TASK => Below are some records; return each one exactly.

PROVIDED DATA =>
○ ○ ○ ○ ○ ○ ○
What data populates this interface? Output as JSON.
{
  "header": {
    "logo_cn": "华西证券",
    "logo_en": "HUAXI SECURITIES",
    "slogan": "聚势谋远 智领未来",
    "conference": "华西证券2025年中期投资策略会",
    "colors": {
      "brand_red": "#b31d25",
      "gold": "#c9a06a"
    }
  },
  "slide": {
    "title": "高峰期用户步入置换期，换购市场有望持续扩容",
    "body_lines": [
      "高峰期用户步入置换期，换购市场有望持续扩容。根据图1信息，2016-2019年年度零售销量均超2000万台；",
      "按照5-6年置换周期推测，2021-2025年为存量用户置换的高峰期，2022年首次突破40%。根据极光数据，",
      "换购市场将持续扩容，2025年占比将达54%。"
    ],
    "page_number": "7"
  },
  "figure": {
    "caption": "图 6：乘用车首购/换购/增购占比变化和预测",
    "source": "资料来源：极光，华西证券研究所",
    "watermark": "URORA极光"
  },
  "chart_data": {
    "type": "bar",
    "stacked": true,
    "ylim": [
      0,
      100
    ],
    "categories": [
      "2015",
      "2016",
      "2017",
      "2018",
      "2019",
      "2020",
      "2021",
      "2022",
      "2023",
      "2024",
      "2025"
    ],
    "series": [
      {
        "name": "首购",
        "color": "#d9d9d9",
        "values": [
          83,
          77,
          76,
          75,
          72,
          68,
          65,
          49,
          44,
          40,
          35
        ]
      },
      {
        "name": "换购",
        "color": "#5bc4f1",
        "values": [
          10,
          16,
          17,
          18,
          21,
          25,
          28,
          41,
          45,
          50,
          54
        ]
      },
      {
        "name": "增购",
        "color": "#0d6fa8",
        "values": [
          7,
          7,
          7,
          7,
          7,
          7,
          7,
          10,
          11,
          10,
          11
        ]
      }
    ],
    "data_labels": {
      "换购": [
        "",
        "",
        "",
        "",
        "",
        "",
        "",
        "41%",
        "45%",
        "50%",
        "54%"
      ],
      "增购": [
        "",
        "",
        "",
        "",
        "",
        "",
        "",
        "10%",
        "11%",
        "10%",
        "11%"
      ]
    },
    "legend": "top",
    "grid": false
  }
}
○ ○ ○ ○ ○ ○ ○
PROBLEM SOLUTION =>
What data populates this interface? Output as JSON.
{
  "header": {
    "logo_cn": "华西证券",
    "logo_en": "HUAXI SECURITIES",
    "slogan": "聚势谋远 智领未来",
    "conference": "华西证券2025年中期投资策略会",
    "colors": {
      "brand_red": "#b31d25",
      "gold": "#c9a06a"
    }
  },
  "slide": {
    "title": "高峰期用户步入置换期，换购市场有望持续扩容",
    "body_lines": [
      "高峰期用户步入置换期，换购市场有望持续扩容。根据图1信息，2016-2019年年度零售销量均超2000万台；",
      "按照5-6年置换周期推测，2021-2025年为存量用户置换的高峰期，2022年首次突破40%。根据极光数据，",
      "换购市场将持续扩容，2025年占比将达54%。"
    ],
    "page_number": "7"
  },
  "figure": {
    "caption": "图 6：乘用车首购/换购/增购占比变化和预测",
    "source": "资料来源：极光，华西证券研究所",
    "watermark": "URORA极光"
  },
  "chart_data": {
    "type": "bar",
    "stacked": true,
    "ylim": [
      0,
      100
    ],
    "categories": [
      "2015",
      "2016",
      "2017",
      "2018",
      "2019",
      "2020",
      "2021",
      "2022",
      "2023",
      "2024",
      "2025"
    ],
    "series": [
      {
        "name": "首购",
        "color": "#d9d9d9",
        "values": [
          83,
          77,
          76,
          75,
          72,
          68,
          65,
          49,
          44,
          40,
          35
        ]
      },
      {
        "name": "换购",
        "color": "#5bc4f1",
        "values": [
          10,
          16,
          17,
          18,
          21,
          25,
          28,
          41,
          45,
          50,
          54
        ]
      },
      {
        "name": "增购",
        "color": "#0d6fa8",
        "values": [
          7,
          7,
          7,
          7,
          7,
          7,
          7,
          10,
          11,
          10,
          11
        ]
      }
    ],
    "data_labels": {
      "换购": [
        "",
        "",
        "",
        "",
        "",
        "",
        "",
        "41%",
        "45%",
        "50%",
        "54%"
      ],
      "增购": [
        "",
        "",
        "",
        "",
        "",
        "",
        "",
        "10%",
        "11%",
        "10%",
        "11%"
      ]
    },
    "legend": "top",
    "grid": false
  }
}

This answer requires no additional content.